RECORDS SHOWN:
########
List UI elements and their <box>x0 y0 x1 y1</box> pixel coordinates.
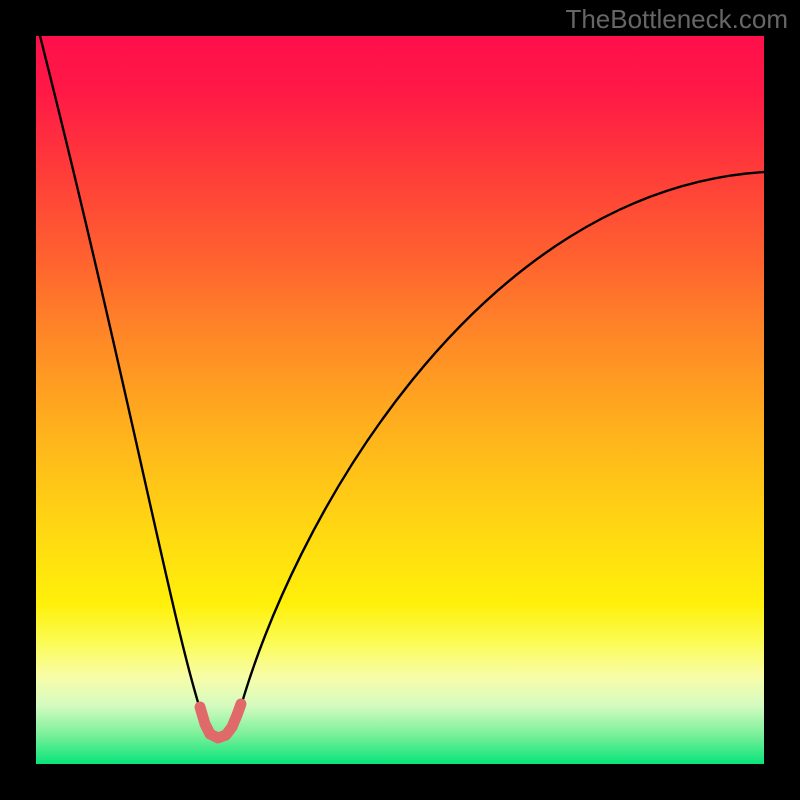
########
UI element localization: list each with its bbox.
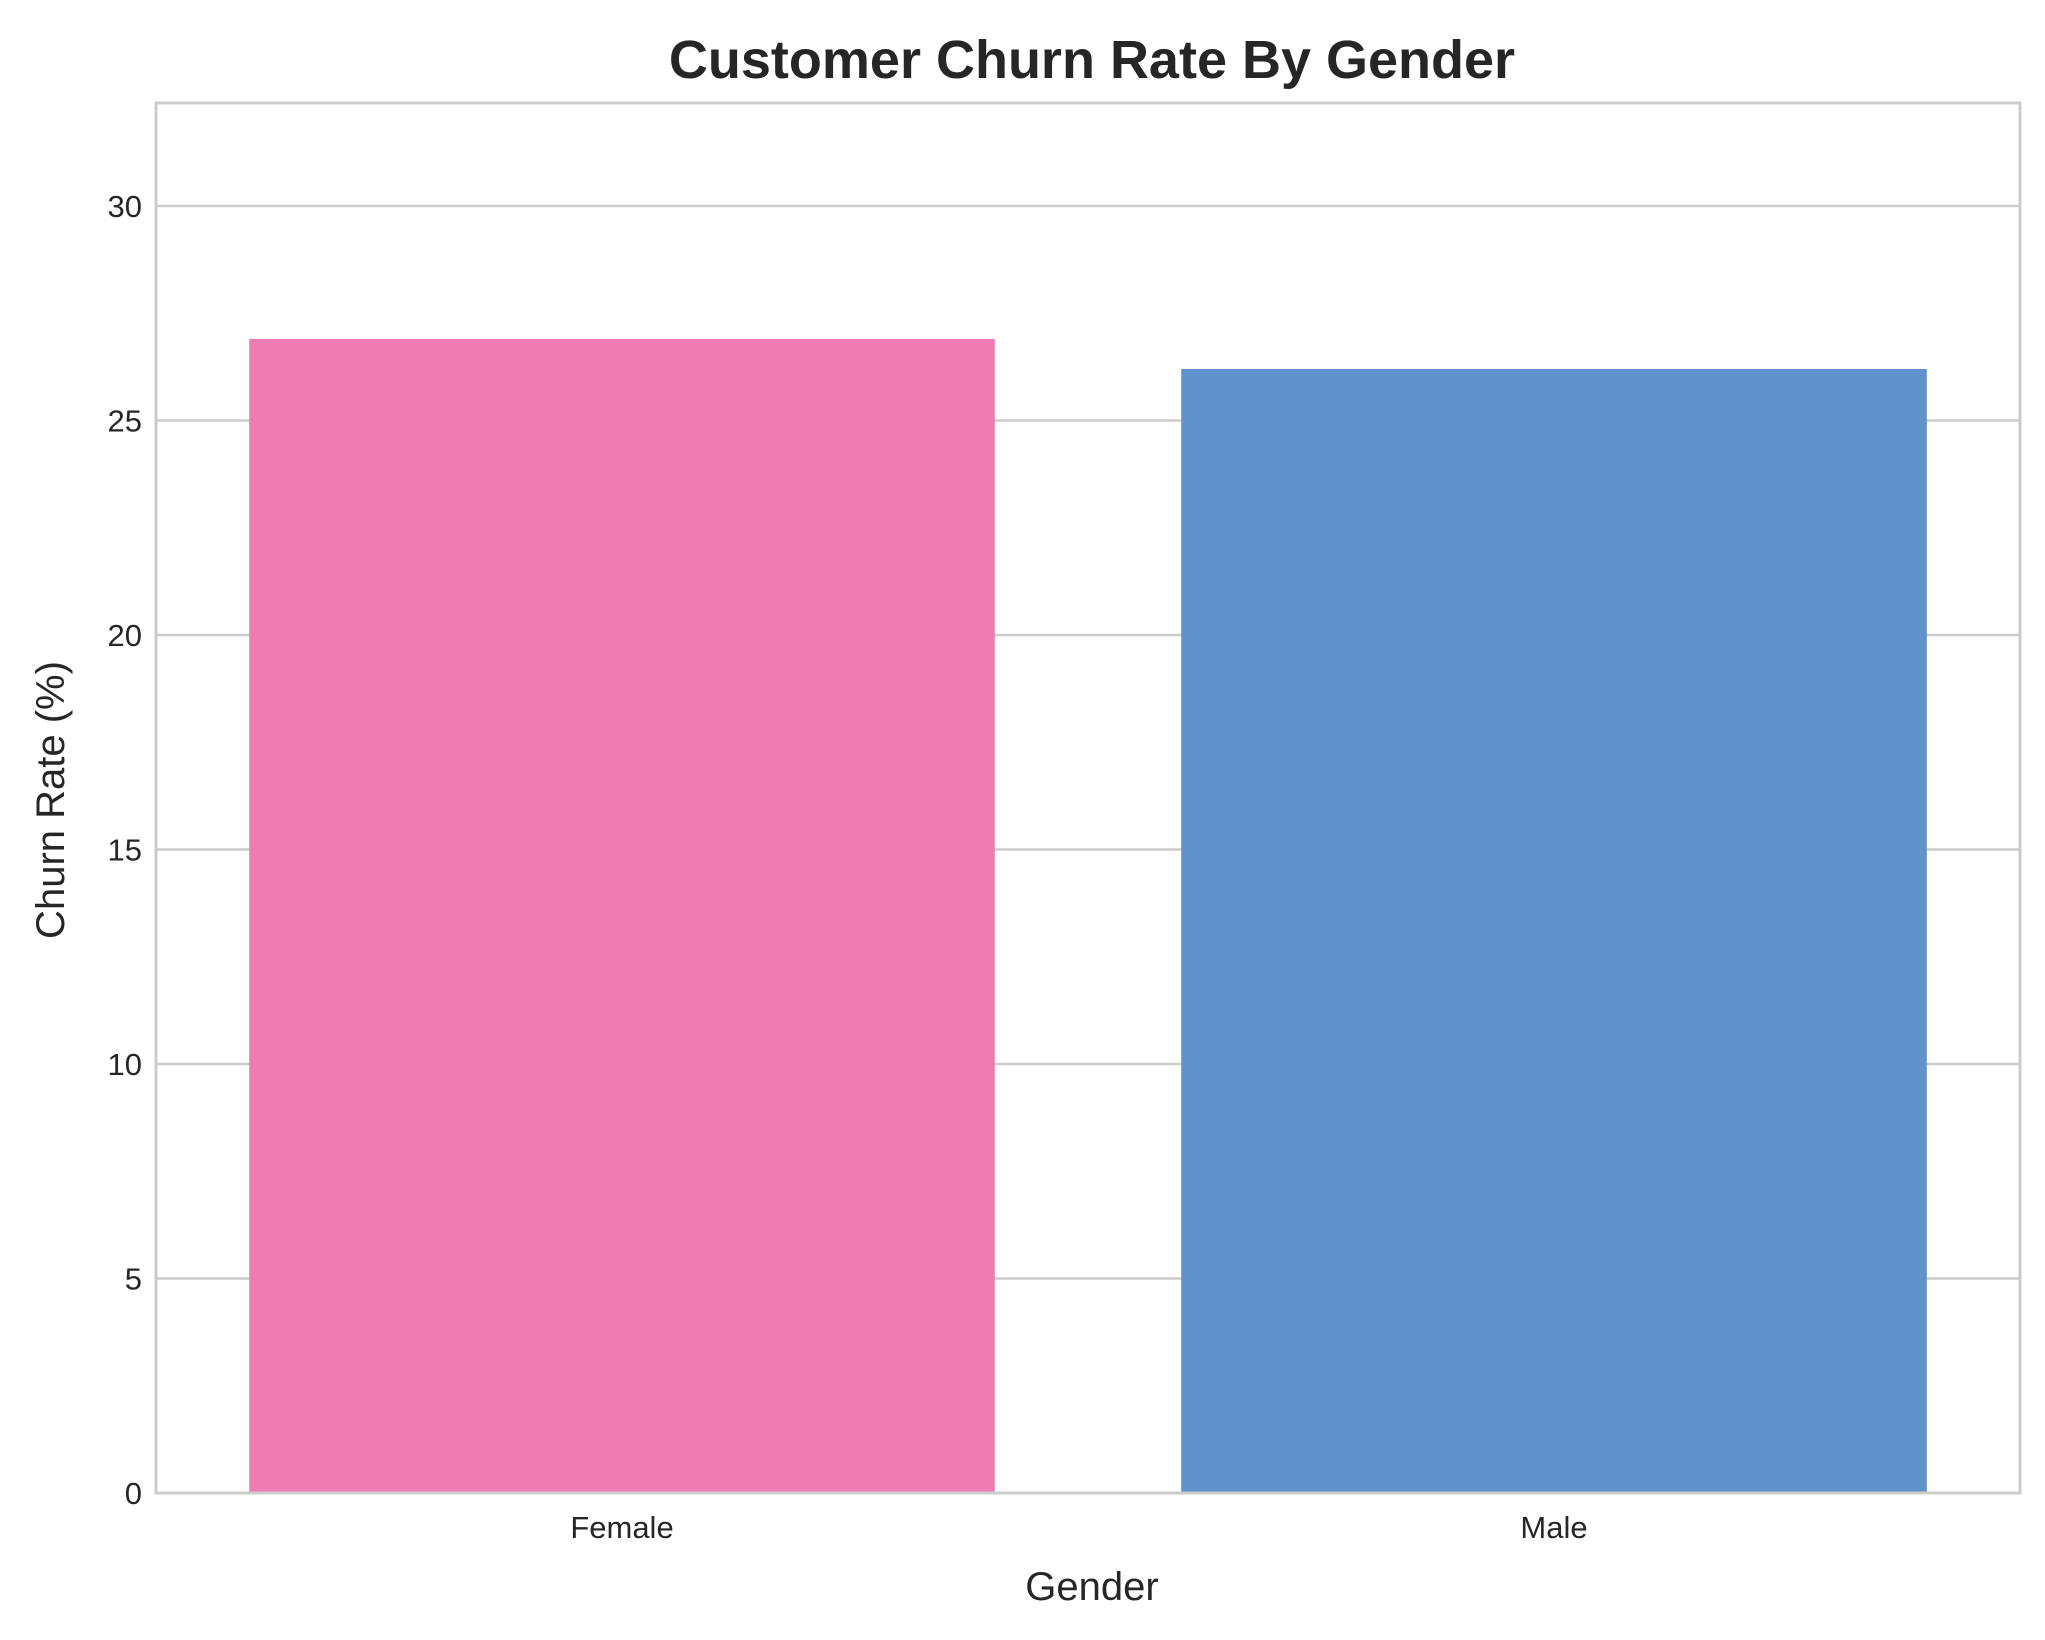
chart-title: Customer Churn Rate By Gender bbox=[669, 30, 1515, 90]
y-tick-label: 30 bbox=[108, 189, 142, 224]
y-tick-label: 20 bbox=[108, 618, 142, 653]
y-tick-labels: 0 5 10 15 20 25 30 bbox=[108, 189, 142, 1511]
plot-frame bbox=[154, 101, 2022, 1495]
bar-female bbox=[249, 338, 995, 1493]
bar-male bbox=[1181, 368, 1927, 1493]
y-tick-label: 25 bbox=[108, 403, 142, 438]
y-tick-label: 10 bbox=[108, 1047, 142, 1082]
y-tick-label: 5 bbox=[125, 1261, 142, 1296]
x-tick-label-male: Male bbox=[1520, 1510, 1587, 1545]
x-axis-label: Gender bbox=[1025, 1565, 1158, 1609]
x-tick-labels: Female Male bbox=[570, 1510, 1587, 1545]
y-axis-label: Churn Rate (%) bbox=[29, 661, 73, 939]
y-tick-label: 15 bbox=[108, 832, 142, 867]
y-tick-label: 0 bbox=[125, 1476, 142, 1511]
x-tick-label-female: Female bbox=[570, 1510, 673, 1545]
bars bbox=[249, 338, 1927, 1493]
########
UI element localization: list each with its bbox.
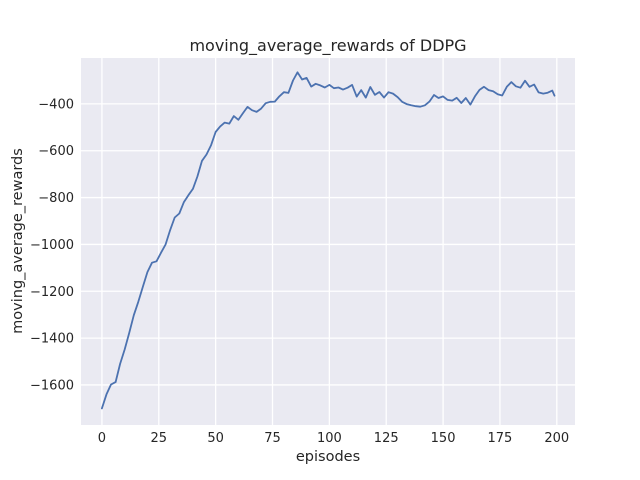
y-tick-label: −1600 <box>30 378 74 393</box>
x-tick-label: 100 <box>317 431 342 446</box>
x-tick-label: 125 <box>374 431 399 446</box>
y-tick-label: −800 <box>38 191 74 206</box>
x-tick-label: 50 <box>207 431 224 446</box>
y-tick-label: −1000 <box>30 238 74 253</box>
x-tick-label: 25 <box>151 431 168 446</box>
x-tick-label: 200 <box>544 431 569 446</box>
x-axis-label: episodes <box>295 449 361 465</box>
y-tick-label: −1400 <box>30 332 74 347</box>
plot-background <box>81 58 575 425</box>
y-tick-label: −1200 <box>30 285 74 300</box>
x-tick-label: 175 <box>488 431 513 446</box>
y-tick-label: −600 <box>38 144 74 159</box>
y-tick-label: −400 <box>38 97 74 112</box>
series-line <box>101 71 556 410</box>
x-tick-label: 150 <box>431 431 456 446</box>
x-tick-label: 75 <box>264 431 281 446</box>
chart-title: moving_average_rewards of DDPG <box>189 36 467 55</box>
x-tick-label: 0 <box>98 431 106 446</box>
########
WORK TO COMPLETE:
Count the lines in the records above that contain the string "axis". Reply with the number only.

FINISHED EXERCISE:
3